» EXERCISE OBJECTIVE:
Copy out the lines that include the word "hearing".
>>>
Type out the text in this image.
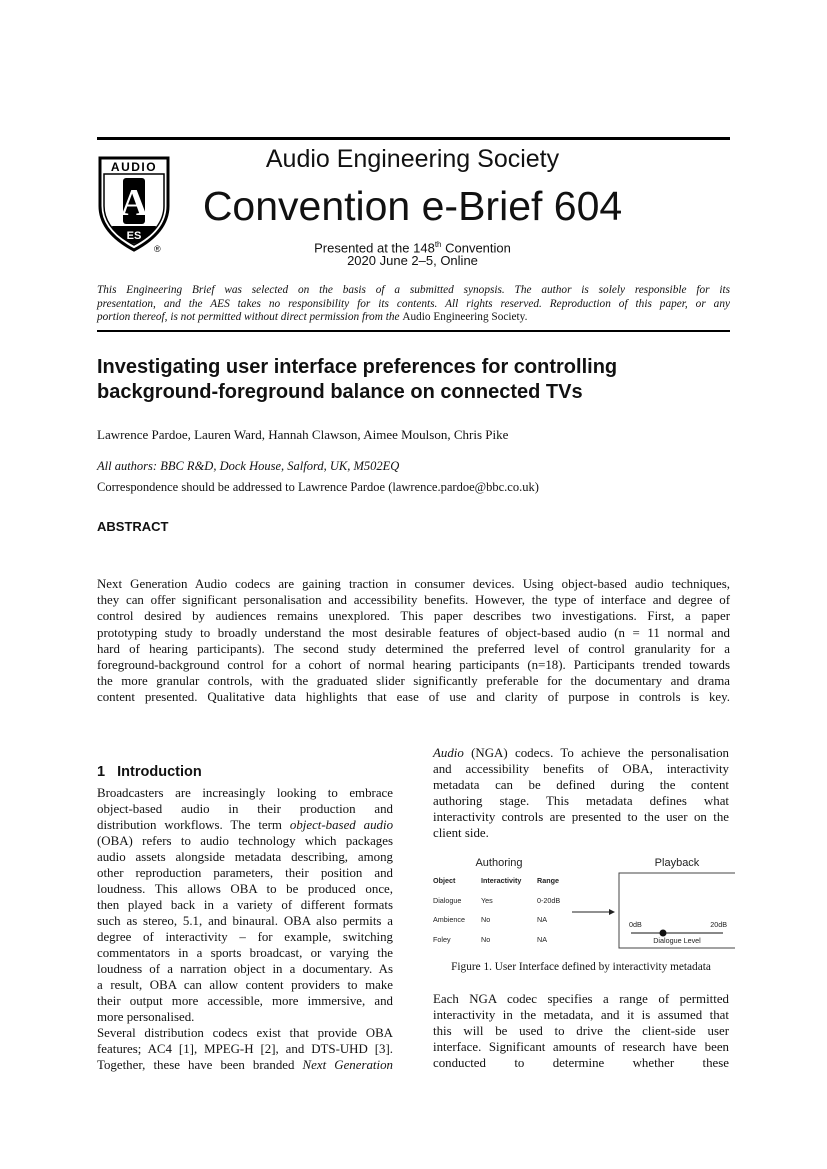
AUDIO
A
ES
®
Audio Engineering Society
Convention e-Brief 604
Presented at the 148th Convention
2020 June 2–5, Online
This Engineering Brief was selected on the basis of a submitted synopsis. The author is solely responsible for its
presentation, and the AES takes no responsibility for its contents. All rights reserved. Reproduction of this paper, or any
portion thereof, is not permitted without direct permission from the Audio Engineering Society.
Investigating user interface preferences for controlling
background-foreground balance on connected TVs
Lawrence Pardoe, Lauren Ward, Hannah Clawson, Aimee Moulson, Chris Pike
All authors: BBC R&D, Dock House, Salford, UK, M502EQ
Correspondence should be addressed to Lawrence Pardoe (lawrence.pardoe@bbc.co.uk)
ABSTRACT
Next Generation Audio codecs are gaining traction in consumer devices. Using object-based audio techniques,
they can offer significant personalisation and accessibility benefits. However, the type of interface and degree of
control desired by audiences remains unexplored. This paper describes two investigations. First, a paper
prototyping study to broadly understand the most desirable features of object-based audio (n = 11 normal and
hard of hearing participants). The second study determined the preferred level of control granularity for a
foreground-background control for a cohort of normal hearing participants (n=18). Participants trended towards
the more granular controls, with the graduated slider significantly preferable for the documentary and drama
content presented. Qualitative data highlights that ease of use and clarity of purpose in controls is key.
1   Introduction
Broadcasters are increasingly looking to embrace
object-based audio in their production and
distribution workflows. The term object-based audio
(OBA) refers to audio technology which packages
audio assets alongside metadata describing, among
other reproduction parameters, their position and
loudness. This allows OBA to be produced once,
then played back in a variety of different formats
such as stereo, 5.1, and binaural. OBA also permits a
degree of interactivity – for example, switching
commentators in a sports broadcast, or varying the
loudness of a narration object in a documentary. As
a result, OBA can allow content providers to make
their output more accessible, more immersive, and
more personalised.
Several distribution codecs exist that provide OBA
features; AC4 [1], MPEG-H [2], and DTS-UHD [3].
Together, these have been branded Next Generation
Audio (NGA) codecs. To achieve the personalisation
and accessibility benefits of OBA, interactivity
metadata can be defined during the content
authoring stage. This metadata defines what
interactivity controls are presented to the user on the
client side.
Authoring
Object	Interactivity Range
Dialogue	Yes	0-20dB
Ambience No	NA
Foley	No	NA
Playback
0dB	20dB
Dialogue Level
Figure 1. User Interface defined by interactivity metadata
Each NGA codec specifies a range of permitted
interactivity in the metadata, and it is assumed that
this will be used to drive the client-side user
interface. Significant amounts of research have been
conducted to determine whether these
<<<
» THE REPLY:
hard of hearing participants). The second study determined the preferred level of control granularity for a
foreground-background control for a cohort of normal hearing participants (n=18). Participants trended towards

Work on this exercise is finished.